── Items

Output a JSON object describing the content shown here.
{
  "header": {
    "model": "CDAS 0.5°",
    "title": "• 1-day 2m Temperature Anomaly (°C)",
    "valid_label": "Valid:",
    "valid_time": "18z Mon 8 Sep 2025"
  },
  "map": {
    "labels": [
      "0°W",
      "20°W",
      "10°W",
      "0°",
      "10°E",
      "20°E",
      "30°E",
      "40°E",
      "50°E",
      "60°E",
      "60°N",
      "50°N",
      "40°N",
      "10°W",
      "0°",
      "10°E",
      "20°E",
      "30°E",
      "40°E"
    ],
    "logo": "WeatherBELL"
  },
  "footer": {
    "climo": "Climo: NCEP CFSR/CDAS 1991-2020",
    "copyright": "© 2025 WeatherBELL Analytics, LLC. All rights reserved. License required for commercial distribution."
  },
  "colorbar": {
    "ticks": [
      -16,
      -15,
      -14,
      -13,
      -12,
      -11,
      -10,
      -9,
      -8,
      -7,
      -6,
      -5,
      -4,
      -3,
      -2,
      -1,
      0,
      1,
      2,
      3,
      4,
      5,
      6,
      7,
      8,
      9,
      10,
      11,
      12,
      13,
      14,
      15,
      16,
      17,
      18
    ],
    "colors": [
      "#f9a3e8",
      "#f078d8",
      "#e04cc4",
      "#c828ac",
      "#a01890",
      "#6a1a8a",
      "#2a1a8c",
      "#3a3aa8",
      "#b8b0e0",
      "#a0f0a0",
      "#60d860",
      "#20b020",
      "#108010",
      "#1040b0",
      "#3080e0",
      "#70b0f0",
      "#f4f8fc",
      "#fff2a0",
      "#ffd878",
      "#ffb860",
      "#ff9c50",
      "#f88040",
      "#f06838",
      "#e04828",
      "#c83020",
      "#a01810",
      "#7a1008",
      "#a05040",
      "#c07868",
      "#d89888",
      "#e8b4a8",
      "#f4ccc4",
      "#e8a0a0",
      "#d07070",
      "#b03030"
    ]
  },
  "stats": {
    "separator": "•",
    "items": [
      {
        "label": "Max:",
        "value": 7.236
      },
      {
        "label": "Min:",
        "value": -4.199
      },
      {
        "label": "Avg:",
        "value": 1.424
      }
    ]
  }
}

────

What the task requires -
Write every entry out again exactly.

Task solution -
Output a JSON object describing the content shown here.
{
  "header": {
    "model": "CDAS 0.5°",
    "title": "• 1-day 2m Temperature Anomaly (°C)",
    "valid_label": "Valid:",
    "valid_time": "18z Mon 8 Sep 2025"
  },
  "map": {
    "labels": [
      "0°W",
      "20°W",
      "10°W",
      "0°",
      "10°E",
      "20°E",
      "30°E",
      "40°E",
      "50°E",
      "60°E",
      "60°N",
      "50°N",
      "40°N",
      "10°W",
      "0°",
      "10°E",
      "20°E",
      "30°E",
      "40°E"
    ],
    "logo": "WeatherBELL"
  },
  "footer": {
    "climo": "Climo: NCEP CFSR/CDAS 1991-2020",
    "copyright": "© 2025 WeatherBELL Analytics, LLC. All rights reserved. License required for commercial distribution."
  },
  "colorbar": {
    "ticks": [
      -16,
      -15,
      -14,
      -13,
      -12,
      -11,
      -10,
      -9,
      -8,
      -7,
      -6,
      -5,
      -4,
      -3,
      -2,
      -1,
      0,
      1,
      2,
      3,
      4,
      5,
      6,
      7,
      8,
      9,
      10,
      11,
      12,
      13,
      14,
      15,
      16,
      17,
      18
    ],
    "colors": [
      "#f9a3e8",
      "#f078d8",
      "#e04cc4",
      "#c828ac",
      "#a01890",
      "#6a1a8a",
      "#2a1a8c",
      "#3a3aa8",
      "#b8b0e0",
      "#a0f0a0",
      "#60d860",
      "#20b020",
      "#108010",
      "#1040b0",
      "#3080e0",
      "#70b0f0",
      "#f4f8fc",
      "#fff2a0",
      "#ffd878",
      "#ffb860",
      "#ff9c50",
      "#f88040",
      "#f06838",
      "#e04828",
      "#c83020",
      "#a01810",
      "#7a1008",
      "#a05040",
      "#c07868",
      "#d89888",
      "#e8b4a8",
      "#f4ccc4",
      "#e8a0a0",
      "#d07070",
      "#b03030"
    ]
  },
  "stats": {
    "separator": "•",
    "items": [
      {
        "label": "Max:",
        "value": 7.236
      },
      {
        "label": "Min:",
        "value": -4.199
      },
      {
        "label": "Avg:",
        "value": 1.424
      }
    ]
  }
}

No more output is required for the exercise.